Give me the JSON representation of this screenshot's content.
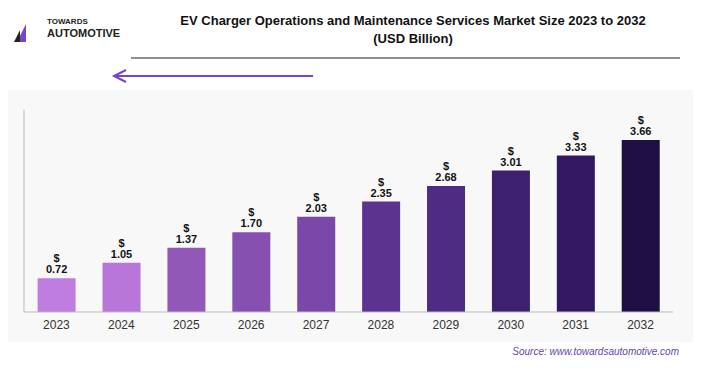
{
  "chart_data": {
    "type": "bar",
    "title": "EV Charger Operations and Maintenance Services Market Size 2023 to 2032",
    "subtitle": "(USD Billion)",
    "categories": [
      "2023",
      "2024",
      "2025",
      "2026",
      "2027",
      "2028",
      "2029",
      "2030",
      "2031",
      "2032"
    ],
    "values": [
      0.72,
      1.05,
      1.37,
      1.7,
      2.03,
      2.35,
      2.68,
      3.01,
      3.33,
      3.66
    ],
    "value_labels": [
      "$ 0.72",
      "$ 1.05",
      "$ 1.37",
      "$ 1.70",
      "$ 2.03",
      "$ 2.35",
      "$ 2.68",
      "$ 3.01",
      "$ 3.33",
      "$ 3.66"
    ],
    "colors": [
      "#c07de0",
      "#b876d8",
      "#9158b8",
      "#8550b0",
      "#7a48a8",
      "#5c3490",
      "#4e2c84",
      "#3e2070",
      "#321860",
      "#1e0e44"
    ],
    "ylim": [
      0,
      4.3
    ],
    "grid": false,
    "data_labels": true,
    "tick_labels": "x",
    "annotations": [
      "TOWARDS",
      "AUTOMOTIVE",
      "Source: www.towardsautomotive.com"
    ]
  }
}
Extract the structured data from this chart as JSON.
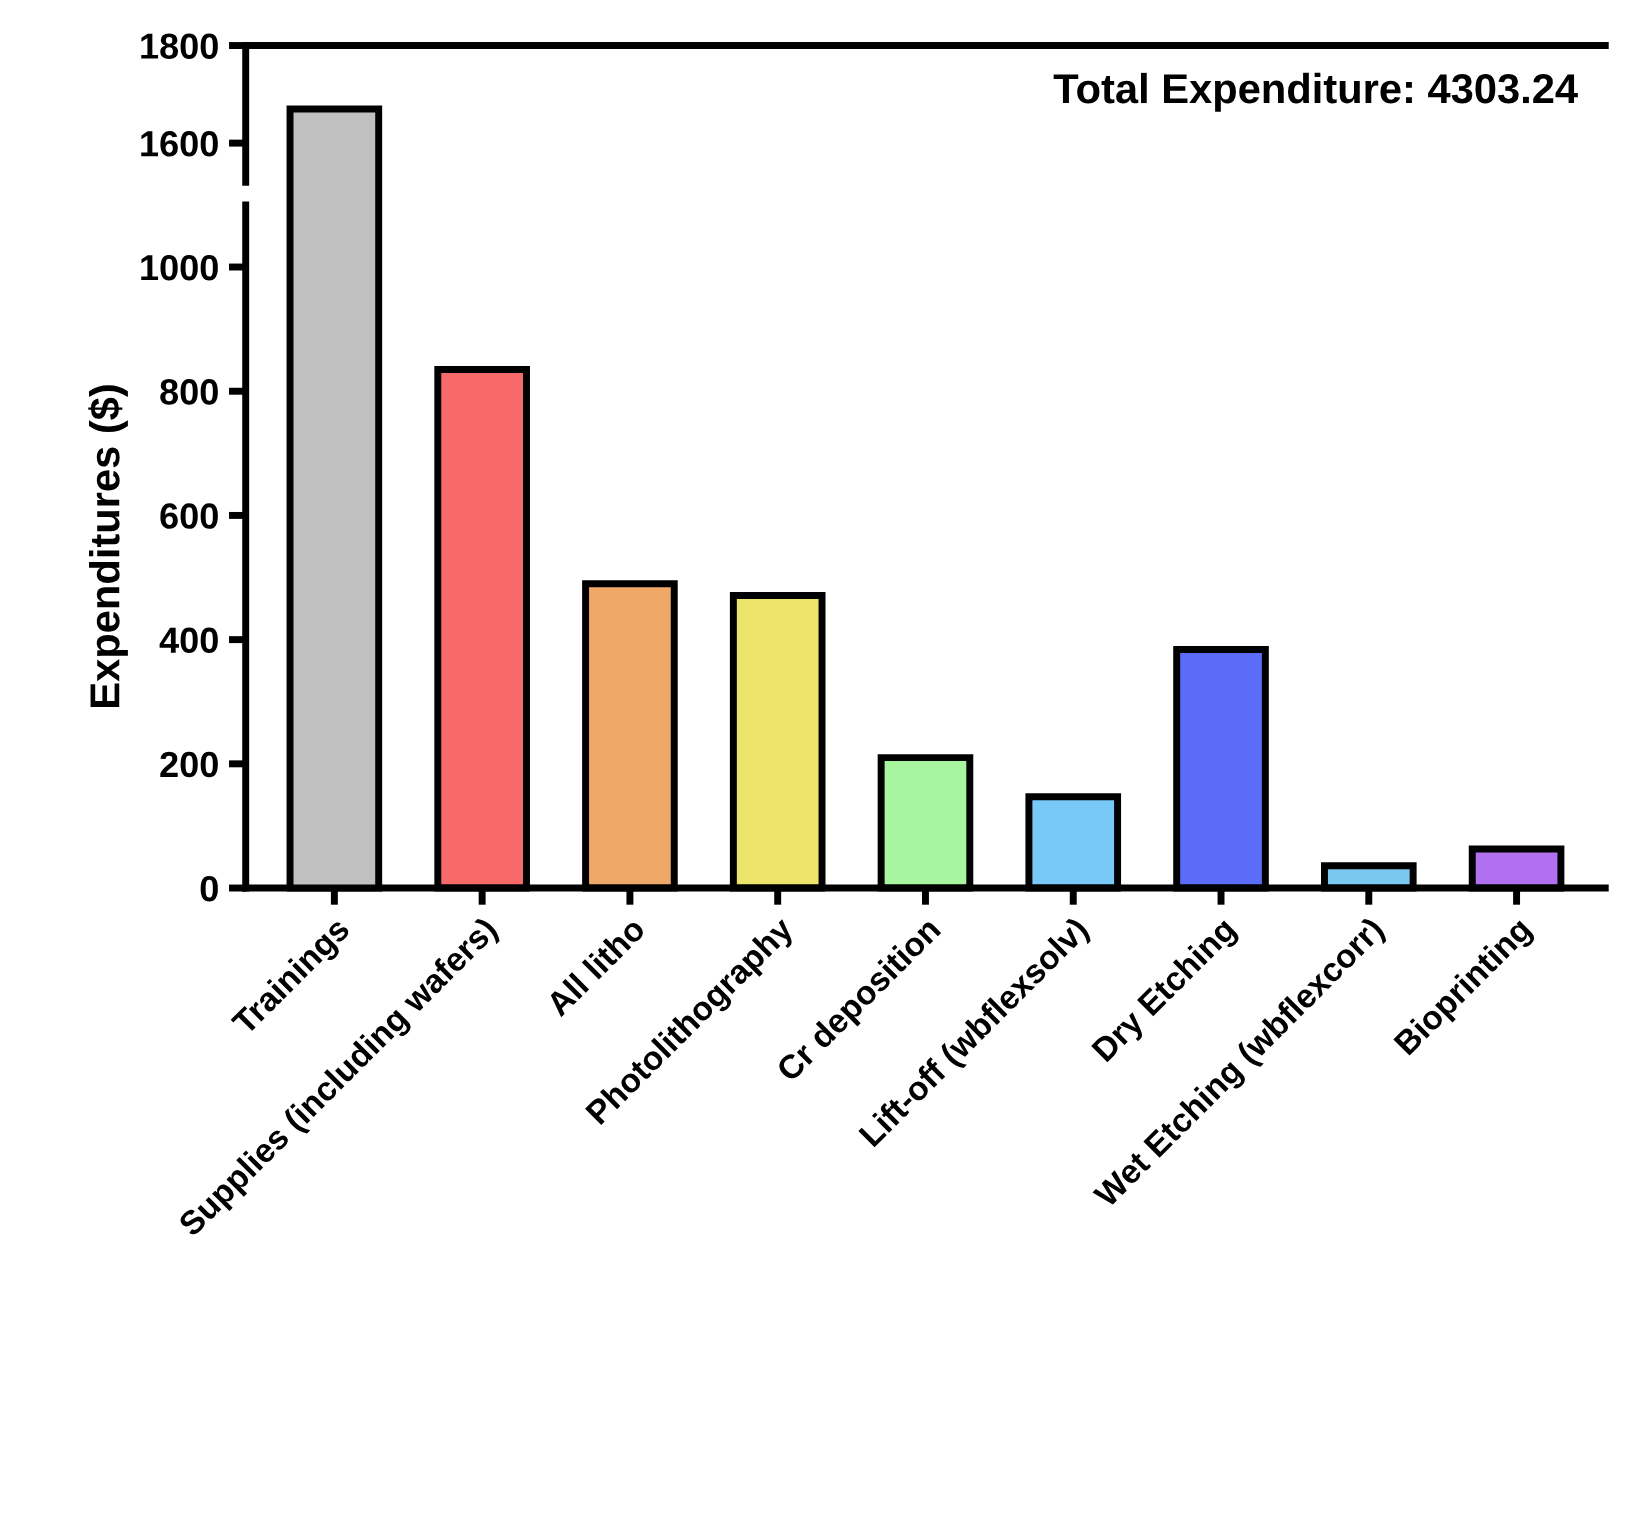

....................

**EXERCISE DETAILS**
Find the string "this" in the entries above and return each line that holds it.

**RESPONSE**
Give me the JSON representation of this screenshot's content.
Extract the structured data from this chart as JSON.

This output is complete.